▸ **DIRECTIONS**
Tally each line where the word "réalisation" occurs, then give only the total.

▸ **MATERIAL TO PROCESS**
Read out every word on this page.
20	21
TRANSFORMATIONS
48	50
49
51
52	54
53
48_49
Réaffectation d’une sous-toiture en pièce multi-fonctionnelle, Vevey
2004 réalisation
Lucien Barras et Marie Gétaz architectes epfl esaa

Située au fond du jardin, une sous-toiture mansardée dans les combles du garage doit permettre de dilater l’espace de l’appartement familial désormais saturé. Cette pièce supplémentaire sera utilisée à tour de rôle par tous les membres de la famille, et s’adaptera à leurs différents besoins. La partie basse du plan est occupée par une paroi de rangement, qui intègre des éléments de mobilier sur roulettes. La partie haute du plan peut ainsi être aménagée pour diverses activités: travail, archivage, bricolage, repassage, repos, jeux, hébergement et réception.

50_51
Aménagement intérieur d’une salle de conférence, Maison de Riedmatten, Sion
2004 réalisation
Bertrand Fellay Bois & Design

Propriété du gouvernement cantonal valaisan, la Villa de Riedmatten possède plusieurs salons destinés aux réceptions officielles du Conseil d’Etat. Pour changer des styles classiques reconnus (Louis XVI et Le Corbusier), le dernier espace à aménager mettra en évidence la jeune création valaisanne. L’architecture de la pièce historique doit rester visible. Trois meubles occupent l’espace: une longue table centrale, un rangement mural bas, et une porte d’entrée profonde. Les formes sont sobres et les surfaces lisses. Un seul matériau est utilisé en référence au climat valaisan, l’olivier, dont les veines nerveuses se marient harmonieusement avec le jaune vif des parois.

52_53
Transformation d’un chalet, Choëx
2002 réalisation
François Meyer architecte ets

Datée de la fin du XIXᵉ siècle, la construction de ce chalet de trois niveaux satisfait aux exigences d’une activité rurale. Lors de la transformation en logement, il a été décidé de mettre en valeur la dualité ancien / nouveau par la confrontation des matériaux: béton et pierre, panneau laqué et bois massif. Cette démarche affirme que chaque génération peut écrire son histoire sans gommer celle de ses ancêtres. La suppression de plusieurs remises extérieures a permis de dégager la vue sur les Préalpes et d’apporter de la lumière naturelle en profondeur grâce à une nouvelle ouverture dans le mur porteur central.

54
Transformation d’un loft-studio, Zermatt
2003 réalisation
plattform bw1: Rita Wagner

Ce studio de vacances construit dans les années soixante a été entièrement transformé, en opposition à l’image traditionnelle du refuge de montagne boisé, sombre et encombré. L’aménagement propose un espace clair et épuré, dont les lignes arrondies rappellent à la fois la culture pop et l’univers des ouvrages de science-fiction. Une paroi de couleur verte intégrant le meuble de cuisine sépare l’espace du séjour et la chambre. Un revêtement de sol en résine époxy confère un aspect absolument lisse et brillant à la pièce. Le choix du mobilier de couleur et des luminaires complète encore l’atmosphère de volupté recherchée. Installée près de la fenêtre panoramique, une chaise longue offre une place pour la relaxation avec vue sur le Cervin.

▸ **OUTPUT OF THE EXERCISE**
4